• **LISTED ENTRIES**
· · · ·

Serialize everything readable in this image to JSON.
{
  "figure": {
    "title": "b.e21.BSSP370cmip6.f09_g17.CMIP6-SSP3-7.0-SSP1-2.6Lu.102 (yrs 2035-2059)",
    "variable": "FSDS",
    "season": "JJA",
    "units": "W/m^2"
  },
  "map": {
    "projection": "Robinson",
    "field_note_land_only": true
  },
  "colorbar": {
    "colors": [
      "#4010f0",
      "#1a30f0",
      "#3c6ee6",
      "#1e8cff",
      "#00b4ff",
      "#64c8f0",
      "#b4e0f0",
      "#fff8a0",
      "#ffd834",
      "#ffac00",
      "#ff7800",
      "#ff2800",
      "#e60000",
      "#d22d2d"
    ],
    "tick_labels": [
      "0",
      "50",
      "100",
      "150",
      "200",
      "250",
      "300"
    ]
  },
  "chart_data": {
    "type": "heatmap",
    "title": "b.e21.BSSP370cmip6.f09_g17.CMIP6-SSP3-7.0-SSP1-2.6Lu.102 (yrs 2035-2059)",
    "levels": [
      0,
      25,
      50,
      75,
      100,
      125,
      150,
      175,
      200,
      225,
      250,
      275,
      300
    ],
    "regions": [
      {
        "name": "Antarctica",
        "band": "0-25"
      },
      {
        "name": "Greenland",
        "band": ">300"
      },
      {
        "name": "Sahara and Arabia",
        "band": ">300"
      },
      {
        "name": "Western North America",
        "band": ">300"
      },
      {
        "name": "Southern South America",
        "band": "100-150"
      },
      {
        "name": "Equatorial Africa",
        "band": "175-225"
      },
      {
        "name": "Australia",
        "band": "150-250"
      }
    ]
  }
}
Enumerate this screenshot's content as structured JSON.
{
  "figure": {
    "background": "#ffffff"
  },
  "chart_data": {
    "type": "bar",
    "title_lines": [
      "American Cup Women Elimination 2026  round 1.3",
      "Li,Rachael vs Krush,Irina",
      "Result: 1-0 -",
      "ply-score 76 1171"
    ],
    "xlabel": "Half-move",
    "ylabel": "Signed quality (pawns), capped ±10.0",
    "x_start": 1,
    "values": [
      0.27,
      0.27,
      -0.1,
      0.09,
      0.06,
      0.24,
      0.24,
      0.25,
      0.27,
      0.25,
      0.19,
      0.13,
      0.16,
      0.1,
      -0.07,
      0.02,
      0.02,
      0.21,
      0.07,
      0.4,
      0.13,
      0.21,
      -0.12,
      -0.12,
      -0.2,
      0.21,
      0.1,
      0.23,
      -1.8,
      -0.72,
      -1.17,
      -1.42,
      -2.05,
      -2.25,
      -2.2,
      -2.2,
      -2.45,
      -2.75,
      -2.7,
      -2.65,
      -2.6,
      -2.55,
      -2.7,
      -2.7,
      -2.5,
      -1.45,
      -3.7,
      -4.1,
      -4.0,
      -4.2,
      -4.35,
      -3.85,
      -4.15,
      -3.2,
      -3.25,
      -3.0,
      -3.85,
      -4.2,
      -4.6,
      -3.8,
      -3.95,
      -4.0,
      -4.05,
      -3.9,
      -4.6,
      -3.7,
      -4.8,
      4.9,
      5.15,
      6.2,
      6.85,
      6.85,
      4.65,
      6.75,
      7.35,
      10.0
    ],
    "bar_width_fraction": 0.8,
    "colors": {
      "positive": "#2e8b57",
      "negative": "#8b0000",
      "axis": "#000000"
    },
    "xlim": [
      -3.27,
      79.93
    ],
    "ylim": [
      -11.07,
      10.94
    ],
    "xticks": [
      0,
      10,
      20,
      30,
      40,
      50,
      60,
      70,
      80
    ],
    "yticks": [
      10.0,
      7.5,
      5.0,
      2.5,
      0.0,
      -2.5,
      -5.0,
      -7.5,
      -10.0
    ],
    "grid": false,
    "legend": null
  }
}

· · · ·

• **YOUR INSTRUCTIONS**
List the lines of the material in which the word "band" occurs.

• **ANSWER IN FULL**
        "band": "0-25"
        "band": ">300"
        "band": ">300"
        "band": ">300"
        "band": "100-150"
        "band": "175-225"
        "band": "150-250"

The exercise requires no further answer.